Given instruction:
How many lines in the listing below contain the string "unchecked"? Reply with the number alone.

Dataset entries:

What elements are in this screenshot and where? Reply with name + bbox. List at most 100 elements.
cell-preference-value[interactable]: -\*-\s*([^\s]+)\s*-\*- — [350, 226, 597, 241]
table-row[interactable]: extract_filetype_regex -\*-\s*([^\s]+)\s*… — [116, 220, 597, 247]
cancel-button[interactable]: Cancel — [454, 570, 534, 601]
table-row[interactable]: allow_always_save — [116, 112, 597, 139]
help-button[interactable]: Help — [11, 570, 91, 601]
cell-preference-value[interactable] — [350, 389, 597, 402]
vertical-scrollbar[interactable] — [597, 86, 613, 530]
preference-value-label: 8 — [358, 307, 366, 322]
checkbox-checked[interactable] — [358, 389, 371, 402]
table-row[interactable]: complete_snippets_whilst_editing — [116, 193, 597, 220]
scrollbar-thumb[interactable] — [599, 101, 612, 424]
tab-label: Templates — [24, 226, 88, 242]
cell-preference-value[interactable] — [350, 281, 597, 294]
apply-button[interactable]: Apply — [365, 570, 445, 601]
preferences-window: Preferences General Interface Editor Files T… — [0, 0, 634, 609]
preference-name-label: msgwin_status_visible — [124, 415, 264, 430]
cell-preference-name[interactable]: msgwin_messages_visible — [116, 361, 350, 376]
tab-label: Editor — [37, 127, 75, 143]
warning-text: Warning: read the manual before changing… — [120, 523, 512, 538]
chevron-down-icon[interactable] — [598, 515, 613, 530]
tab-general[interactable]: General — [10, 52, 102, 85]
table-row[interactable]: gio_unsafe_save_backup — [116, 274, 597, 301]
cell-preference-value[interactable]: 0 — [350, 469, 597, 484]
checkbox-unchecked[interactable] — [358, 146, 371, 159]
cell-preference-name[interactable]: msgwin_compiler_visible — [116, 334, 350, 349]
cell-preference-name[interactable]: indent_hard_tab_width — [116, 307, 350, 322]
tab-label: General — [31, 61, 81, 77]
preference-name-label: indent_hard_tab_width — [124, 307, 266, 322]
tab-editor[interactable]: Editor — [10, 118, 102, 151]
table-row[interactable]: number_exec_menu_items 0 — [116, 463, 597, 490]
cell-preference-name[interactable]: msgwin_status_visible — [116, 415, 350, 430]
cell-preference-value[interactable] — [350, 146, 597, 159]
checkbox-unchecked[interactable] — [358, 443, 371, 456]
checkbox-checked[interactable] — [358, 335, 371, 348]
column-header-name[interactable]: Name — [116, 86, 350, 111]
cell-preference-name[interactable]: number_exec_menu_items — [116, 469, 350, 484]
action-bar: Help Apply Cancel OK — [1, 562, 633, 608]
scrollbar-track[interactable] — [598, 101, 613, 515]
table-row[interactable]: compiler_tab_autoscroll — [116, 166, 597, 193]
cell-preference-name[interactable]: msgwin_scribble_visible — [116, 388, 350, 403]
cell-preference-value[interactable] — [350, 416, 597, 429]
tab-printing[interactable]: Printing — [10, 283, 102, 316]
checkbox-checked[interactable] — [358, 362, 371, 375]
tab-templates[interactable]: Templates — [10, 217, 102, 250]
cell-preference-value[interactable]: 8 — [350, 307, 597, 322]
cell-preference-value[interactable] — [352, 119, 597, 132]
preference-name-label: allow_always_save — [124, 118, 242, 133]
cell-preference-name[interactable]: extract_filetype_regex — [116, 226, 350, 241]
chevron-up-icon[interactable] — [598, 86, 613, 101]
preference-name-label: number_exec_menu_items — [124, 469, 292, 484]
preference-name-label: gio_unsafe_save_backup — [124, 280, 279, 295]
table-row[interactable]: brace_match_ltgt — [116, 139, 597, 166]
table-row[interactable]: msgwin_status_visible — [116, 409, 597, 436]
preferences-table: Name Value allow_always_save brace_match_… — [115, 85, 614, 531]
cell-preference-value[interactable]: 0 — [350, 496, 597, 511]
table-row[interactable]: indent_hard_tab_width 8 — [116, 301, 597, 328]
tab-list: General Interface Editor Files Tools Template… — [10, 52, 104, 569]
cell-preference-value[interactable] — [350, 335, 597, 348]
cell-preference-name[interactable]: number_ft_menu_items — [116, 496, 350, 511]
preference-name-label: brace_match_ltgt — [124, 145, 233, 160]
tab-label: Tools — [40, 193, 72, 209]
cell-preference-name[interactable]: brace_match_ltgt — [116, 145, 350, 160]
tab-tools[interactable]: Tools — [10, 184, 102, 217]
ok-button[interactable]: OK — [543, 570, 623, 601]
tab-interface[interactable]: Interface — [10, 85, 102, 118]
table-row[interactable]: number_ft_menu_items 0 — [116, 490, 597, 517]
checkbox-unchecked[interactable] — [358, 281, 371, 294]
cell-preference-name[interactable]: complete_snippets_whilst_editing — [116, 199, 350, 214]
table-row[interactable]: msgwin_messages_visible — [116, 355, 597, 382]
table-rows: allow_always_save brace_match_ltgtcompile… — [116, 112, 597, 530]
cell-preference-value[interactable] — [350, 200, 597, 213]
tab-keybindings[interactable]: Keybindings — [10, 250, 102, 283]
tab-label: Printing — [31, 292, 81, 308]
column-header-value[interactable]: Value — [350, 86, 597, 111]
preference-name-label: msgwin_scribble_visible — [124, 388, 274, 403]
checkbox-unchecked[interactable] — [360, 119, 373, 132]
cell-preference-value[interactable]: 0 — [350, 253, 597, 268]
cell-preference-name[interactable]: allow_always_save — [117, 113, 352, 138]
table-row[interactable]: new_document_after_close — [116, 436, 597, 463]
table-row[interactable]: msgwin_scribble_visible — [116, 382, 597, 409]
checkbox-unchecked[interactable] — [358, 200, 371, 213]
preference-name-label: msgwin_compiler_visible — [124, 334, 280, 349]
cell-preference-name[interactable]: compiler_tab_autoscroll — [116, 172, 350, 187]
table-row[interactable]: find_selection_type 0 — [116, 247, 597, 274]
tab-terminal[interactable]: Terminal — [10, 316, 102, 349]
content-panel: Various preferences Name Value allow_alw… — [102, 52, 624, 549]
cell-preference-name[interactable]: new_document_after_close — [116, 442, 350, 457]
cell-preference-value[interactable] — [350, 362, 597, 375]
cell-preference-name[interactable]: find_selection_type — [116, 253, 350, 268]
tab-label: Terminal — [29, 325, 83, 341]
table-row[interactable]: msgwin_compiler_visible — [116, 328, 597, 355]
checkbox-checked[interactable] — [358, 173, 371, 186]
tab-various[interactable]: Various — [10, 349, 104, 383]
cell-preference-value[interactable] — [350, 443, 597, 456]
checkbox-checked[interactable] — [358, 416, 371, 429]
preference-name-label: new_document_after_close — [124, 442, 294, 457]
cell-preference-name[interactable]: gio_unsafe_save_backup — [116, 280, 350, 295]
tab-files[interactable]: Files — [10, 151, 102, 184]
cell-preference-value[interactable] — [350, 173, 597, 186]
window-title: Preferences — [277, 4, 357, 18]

The completed task:
5